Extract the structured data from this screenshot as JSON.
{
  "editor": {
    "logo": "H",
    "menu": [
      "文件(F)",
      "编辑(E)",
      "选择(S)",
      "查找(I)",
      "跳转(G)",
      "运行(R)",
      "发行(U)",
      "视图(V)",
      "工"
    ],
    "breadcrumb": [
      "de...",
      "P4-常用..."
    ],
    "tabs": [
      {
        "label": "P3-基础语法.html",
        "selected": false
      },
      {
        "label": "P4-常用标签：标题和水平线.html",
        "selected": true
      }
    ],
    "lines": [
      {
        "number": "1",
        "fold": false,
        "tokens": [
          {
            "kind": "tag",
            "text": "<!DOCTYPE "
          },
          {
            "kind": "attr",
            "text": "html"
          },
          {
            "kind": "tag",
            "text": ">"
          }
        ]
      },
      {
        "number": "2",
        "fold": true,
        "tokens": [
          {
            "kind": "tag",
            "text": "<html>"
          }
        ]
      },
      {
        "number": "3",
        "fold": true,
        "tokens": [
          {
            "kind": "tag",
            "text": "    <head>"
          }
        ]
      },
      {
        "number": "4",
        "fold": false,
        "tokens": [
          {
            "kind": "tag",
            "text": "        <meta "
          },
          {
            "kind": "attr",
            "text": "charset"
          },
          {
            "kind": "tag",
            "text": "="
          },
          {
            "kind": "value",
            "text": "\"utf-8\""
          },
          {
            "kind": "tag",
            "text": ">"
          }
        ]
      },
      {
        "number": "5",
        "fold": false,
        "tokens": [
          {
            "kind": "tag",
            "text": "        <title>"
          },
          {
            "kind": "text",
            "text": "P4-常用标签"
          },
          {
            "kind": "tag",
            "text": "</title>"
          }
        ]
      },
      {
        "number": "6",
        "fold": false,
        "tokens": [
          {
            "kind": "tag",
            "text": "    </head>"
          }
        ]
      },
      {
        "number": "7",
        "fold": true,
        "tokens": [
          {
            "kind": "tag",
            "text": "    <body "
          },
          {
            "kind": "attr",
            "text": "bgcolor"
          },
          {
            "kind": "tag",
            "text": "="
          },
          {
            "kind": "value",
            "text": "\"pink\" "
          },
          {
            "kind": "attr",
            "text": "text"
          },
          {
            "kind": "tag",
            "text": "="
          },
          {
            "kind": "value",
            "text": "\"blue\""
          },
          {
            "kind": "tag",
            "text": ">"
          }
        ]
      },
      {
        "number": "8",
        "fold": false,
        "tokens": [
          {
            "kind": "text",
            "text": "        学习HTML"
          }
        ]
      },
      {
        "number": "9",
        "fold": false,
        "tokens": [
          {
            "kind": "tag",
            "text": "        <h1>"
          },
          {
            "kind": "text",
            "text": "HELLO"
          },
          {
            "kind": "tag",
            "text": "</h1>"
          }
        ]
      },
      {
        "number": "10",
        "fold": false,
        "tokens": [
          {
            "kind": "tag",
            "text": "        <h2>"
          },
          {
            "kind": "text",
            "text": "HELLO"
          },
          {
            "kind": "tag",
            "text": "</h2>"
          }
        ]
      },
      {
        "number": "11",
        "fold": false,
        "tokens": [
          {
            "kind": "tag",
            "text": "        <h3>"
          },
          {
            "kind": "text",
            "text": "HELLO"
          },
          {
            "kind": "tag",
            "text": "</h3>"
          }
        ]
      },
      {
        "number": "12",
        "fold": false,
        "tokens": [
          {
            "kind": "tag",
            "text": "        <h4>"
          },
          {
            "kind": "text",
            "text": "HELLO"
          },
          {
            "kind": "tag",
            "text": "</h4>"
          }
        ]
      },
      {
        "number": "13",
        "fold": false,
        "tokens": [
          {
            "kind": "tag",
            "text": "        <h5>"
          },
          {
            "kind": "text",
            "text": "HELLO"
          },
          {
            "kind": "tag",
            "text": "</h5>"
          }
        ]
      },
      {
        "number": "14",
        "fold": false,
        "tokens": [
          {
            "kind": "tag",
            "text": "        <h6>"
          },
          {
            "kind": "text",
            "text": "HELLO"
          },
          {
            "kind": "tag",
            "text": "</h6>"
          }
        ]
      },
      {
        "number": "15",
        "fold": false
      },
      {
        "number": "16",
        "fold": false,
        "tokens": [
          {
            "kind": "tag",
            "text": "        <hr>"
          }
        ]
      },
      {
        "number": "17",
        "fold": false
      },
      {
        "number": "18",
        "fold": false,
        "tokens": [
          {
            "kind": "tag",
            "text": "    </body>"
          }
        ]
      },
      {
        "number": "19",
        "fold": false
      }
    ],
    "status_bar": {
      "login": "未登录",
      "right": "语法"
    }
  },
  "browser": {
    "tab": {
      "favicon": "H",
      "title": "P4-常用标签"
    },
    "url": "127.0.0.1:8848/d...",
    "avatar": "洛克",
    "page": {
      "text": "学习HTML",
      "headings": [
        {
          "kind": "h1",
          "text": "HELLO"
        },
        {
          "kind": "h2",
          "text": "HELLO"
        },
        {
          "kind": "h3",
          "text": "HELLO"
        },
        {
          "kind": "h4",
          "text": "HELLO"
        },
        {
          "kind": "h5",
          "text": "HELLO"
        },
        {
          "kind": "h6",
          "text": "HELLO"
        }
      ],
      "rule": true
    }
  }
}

## What needs to be done
Recopy the whole listing exactly.

## The completed task
Extract the structured data from this screenshot as JSON.
{
  "editor": {
    "logo": "H",
    "menu": [
      "文件(F)",
      "编辑(E)",
      "选择(S)",
      "查找(I)",
      "跳转(G)",
      "运行(R)",
      "发行(U)",
      "视图(V)",
      "工"
    ],
    "breadcrumb": [
      "de...",
      "P4-常用..."
    ],
    "tabs": [
      {
        "label": "P3-基础语法.html",
        "selected": false
      },
      {
        "label": "P4-常用标签：标题和水平线.html",
        "selected": true
      }
    ],
    "lines": [
      {
        "number": "1",
        "fold": false,
        "tokens": [
          {
            "kind": "tag",
            "text": "<!DOCTYPE "
          },
          {
            "kind": "attr",
            "text": "html"
          },
          {
            "kind": "tag",
            "text": ">"
          }
        ]
      },
      {
        "number": "2",
        "fold": true,
        "tokens": [
          {
            "kind": "tag",
            "text": "<html>"
          }
        ]
      },
      {
        "number": "3",
        "fold": true,
        "tokens": [
          {
            "kind": "tag",
            "text": "    <head>"
          }
        ]
      },
      {
        "number": "4",
        "fold": false,
        "tokens": [
          {
            "kind": "tag",
            "text": "        <meta "
          },
          {
            "kind": "attr",
            "text": "charset"
          },
          {
            "kind": "tag",
            "text": "="
          },
          {
            "kind": "value",
            "text": "\"utf-8\""
          },
          {
            "kind": "tag",
            "text": ">"
          }
        ]
      },
      {
        "number": "5",
        "fold": false,
        "tokens": [
          {
            "kind": "tag",
            "text": "        <title>"
          },
          {
            "kind": "text",
            "text": "P4-常用标签"
          },
          {
            "kind": "tag",
            "text": "</title>"
          }
        ]
      },
      {
        "number": "6",
        "fold": false,
        "tokens": [
          {
            "kind": "tag",
            "text": "    </head>"
          }
        ]
      },
      {
        "number": "7",
        "fold": true,
        "tokens": [
          {
            "kind": "tag",
            "text": "    <body "
          },
          {
            "kind": "attr",
            "text": "bgcolor"
          },
          {
            "kind": "tag",
            "text": "="
          },
          {
            "kind": "value",
            "text": "\"pink\" "
          },
          {
            "kind": "attr",
            "text": "text"
          },
          {
            "kind": "tag",
            "text": "="
          },
          {
            "kind": "value",
            "text": "\"blue\""
          },
          {
            "kind": "tag",
            "text": ">"
          }
        ]
      },
      {
        "number": "8",
        "fold": false,
        "tokens": [
          {
            "kind": "text",
            "text": "        学习HTML"
          }
        ]
      },
      {
        "number": "9",
        "fold": false,
        "tokens": [
          {
            "kind": "tag",
            "text": "        <h1>"
          },
          {
            "kind": "text",
            "text": "HELLO"
          },
          {
            "kind": "tag",
            "text": "</h1>"
          }
        ]
      },
      {
        "number": "10",
        "fold": false,
        "tokens": [
          {
            "kind": "tag",
            "text": "        <h2>"
          },
          {
            "kind": "text",
            "text": "HELLO"
          },
          {
            "kind": "tag",
            "text": "</h2>"
          }
        ]
      },
      {
        "number": "11",
        "fold": false,
        "tokens": [
          {
            "kind": "tag",
            "text": "        <h3>"
          },
          {
            "kind": "text",
            "text": "HELLO"
          },
          {
            "kind": "tag",
            "text": "</h3>"
          }
        ]
      },
      {
        "number": "12",
        "fold": false,
        "tokens": [
          {
            "kind": "tag",
            "text": "        <h4>"
          },
          {
            "kind": "text",
            "text": "HELLO"
          },
          {
            "kind": "tag",
            "text": "</h4>"
          }
        ]
      },
      {
        "number": "13",
        "fold": false,
        "tokens": [
          {
            "kind": "tag",
            "text": "        <h5>"
          },
          {
            "kind": "text",
            "text": "HELLO"
          },
          {
            "kind": "tag",
            "text": "</h5>"
          }
        ]
      },
      {
        "number": "14",
        "fold": false,
        "tokens": [
          {
            "kind": "tag",
            "text": "        <h6>"
          },
          {
            "kind": "text",
            "text": "HELLO"
          },
          {
            "kind": "tag",
            "text": "</h6>"
          }
        ]
      },
      {
        "number": "15",
        "fold": false
      },
      {
        "number": "16",
        "fold": false,
        "tokens": [
          {
            "kind": "tag",
            "text": "        <hr>"
          }
        ]
      },
      {
        "number": "17",
        "fold": false
      },
      {
        "number": "18",
        "fold": false,
        "tokens": [
          {
            "kind": "tag",
            "text": "    </body>"
          }
        ]
      },
      {
        "number": "19",
        "fold": false
      }
    ],
    "status_bar": {
      "login": "未登录",
      "right": "语法"
    }
  },
  "browser": {
    "tab": {
      "favicon": "H",
      "title": "P4-常用标签"
    },
    "url": "127.0.0.1:8848/d...",
    "avatar": "洛克",
    "page": {
      "text": "学习HTML",
      "headings": [
        {
          "kind": "h1",
          "text": "HELLO"
        },
        {
          "kind": "h2",
          "text": "HELLO"
        },
        {
          "kind": "h3",
          "text": "HELLO"
        },
        {
          "kind": "h4",
          "text": "HELLO"
        },
        {
          "kind": "h5",
          "text": "HELLO"
        },
        {
          "kind": "h6",
          "text": "HELLO"
        }
      ],
      "rule": true
    }
  }
}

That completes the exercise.